## Stated exercise
Show all lines from the listing below that contain "учреждений".

## Record excerpts

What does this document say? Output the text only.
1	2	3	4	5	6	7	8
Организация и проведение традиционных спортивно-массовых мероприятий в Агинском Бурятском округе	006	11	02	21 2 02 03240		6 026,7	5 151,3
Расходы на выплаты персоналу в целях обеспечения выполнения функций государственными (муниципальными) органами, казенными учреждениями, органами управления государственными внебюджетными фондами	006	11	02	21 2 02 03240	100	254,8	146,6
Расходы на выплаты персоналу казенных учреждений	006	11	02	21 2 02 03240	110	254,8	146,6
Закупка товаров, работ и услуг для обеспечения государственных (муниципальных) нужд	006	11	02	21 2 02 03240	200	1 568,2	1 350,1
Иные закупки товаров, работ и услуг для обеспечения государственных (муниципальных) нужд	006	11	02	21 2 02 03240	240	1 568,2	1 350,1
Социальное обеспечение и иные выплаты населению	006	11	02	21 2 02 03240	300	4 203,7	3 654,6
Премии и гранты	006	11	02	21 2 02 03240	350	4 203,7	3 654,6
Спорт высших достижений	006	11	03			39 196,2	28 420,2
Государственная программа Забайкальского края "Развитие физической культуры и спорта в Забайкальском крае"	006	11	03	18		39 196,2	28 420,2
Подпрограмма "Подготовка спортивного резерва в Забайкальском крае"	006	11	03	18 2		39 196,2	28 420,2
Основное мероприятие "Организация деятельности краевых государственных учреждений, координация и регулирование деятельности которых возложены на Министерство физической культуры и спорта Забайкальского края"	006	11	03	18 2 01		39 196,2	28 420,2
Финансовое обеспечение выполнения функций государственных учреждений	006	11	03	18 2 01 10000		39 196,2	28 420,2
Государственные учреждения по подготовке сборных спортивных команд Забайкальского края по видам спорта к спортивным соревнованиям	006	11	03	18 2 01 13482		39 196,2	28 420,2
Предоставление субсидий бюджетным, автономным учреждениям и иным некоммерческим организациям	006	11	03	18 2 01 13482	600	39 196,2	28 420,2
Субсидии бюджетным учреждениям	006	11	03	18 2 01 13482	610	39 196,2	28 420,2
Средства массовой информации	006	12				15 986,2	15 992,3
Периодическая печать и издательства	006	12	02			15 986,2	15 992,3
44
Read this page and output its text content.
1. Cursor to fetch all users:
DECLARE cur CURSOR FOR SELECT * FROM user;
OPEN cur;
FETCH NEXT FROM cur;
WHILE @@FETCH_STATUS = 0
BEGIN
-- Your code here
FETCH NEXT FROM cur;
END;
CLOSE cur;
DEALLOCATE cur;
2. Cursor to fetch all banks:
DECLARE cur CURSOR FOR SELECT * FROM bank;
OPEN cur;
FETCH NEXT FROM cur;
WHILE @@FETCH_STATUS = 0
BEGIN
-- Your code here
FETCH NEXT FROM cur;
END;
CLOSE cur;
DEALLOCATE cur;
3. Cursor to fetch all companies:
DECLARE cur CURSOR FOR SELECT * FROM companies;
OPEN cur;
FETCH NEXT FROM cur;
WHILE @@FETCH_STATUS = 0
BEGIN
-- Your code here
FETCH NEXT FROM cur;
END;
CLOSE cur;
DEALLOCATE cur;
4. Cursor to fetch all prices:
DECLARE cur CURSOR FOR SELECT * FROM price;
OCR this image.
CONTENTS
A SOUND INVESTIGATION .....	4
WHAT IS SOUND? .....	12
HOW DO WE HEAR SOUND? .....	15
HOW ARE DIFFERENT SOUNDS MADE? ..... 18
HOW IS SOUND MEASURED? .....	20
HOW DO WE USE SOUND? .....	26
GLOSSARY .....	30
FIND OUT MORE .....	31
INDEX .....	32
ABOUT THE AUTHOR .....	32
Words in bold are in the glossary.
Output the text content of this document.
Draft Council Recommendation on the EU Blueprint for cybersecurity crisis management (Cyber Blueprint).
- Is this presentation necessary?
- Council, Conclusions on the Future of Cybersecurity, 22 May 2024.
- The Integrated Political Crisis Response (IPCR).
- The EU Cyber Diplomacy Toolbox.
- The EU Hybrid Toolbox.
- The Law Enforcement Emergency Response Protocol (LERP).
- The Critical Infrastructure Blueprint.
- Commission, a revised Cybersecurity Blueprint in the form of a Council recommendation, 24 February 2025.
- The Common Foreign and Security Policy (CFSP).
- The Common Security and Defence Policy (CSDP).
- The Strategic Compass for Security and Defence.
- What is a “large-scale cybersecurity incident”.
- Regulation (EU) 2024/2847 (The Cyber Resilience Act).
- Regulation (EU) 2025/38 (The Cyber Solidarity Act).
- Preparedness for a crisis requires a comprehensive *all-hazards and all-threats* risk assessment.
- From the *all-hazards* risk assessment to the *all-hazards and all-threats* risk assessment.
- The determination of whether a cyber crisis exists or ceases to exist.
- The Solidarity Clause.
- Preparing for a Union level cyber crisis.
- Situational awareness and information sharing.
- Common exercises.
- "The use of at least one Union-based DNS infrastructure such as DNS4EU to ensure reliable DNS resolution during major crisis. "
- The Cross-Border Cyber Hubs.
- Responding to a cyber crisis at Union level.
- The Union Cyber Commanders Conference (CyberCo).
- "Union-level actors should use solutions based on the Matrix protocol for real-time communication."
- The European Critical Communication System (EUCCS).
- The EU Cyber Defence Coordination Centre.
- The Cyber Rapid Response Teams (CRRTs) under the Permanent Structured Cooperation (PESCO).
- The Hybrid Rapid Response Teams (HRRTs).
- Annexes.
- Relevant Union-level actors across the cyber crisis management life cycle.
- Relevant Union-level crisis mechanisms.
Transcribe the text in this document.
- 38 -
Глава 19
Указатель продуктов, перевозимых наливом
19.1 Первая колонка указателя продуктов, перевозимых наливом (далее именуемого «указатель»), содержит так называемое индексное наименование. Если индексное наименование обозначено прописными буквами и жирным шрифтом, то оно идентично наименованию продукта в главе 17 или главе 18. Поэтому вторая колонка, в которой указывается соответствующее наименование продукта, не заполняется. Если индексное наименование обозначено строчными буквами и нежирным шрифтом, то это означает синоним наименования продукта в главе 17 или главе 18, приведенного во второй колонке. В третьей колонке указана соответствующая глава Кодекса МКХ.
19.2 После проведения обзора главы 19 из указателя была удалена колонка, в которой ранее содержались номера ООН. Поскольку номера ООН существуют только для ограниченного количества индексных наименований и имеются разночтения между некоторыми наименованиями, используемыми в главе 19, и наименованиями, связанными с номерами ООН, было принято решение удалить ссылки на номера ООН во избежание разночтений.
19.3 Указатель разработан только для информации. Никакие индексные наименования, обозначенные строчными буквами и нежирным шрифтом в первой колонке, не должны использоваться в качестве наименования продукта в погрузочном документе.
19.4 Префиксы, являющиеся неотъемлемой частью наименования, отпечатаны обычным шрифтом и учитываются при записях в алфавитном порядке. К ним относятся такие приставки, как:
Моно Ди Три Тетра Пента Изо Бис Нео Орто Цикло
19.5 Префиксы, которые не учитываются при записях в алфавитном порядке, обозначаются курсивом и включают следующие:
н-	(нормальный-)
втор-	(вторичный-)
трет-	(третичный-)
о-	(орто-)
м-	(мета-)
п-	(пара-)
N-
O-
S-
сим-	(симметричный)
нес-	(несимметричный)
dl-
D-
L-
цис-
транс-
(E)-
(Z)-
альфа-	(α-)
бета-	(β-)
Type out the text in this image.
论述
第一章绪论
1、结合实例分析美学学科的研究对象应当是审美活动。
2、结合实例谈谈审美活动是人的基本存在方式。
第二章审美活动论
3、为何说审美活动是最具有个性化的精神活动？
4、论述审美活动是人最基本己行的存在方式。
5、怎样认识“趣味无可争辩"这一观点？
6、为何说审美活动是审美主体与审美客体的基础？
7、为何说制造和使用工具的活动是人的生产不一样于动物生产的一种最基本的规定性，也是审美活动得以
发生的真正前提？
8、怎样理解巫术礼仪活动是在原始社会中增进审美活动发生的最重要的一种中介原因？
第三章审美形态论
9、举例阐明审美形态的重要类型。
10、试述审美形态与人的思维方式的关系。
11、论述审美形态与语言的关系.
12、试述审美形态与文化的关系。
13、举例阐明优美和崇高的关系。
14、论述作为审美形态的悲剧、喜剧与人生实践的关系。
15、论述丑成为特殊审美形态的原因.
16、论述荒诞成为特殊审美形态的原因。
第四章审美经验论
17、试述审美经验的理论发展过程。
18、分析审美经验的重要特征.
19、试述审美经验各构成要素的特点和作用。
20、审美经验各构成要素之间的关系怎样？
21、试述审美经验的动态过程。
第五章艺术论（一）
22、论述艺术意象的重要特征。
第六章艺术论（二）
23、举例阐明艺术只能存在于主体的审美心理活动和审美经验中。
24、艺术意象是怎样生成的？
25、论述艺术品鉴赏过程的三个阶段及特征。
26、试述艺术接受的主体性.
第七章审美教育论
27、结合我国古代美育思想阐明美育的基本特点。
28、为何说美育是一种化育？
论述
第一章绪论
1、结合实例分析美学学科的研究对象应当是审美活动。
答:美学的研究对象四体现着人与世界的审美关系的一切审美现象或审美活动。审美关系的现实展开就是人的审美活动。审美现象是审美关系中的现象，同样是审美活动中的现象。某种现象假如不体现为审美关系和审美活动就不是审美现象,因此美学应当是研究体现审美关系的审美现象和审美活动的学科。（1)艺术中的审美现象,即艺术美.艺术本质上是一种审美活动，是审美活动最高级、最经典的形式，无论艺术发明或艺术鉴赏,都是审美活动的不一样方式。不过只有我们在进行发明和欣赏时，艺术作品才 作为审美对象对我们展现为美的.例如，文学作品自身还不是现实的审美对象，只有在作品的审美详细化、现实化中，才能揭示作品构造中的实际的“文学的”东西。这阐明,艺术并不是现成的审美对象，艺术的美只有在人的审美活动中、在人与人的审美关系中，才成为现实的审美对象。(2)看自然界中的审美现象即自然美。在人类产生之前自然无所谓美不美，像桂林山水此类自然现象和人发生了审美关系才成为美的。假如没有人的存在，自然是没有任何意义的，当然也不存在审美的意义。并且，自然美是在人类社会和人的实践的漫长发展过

## Result of this exercise
Расходы на выплаты персоналу казенных учреждений	006	11	02	21 2 02 03240	110	254,8	146,6
Основное мероприятие "Организация деятельности краевых государственных учреждений, координация и регулирование деятельности которых возложены на Министерство физической культуры и спорта Забайкальского края"	006	11	03	18 2 01		39 196,2	28 420,2
Финансовое обеспечение выполнения функций государственных учреждений	006	11	03	18 2 01 10000		39 196,2	28 420,2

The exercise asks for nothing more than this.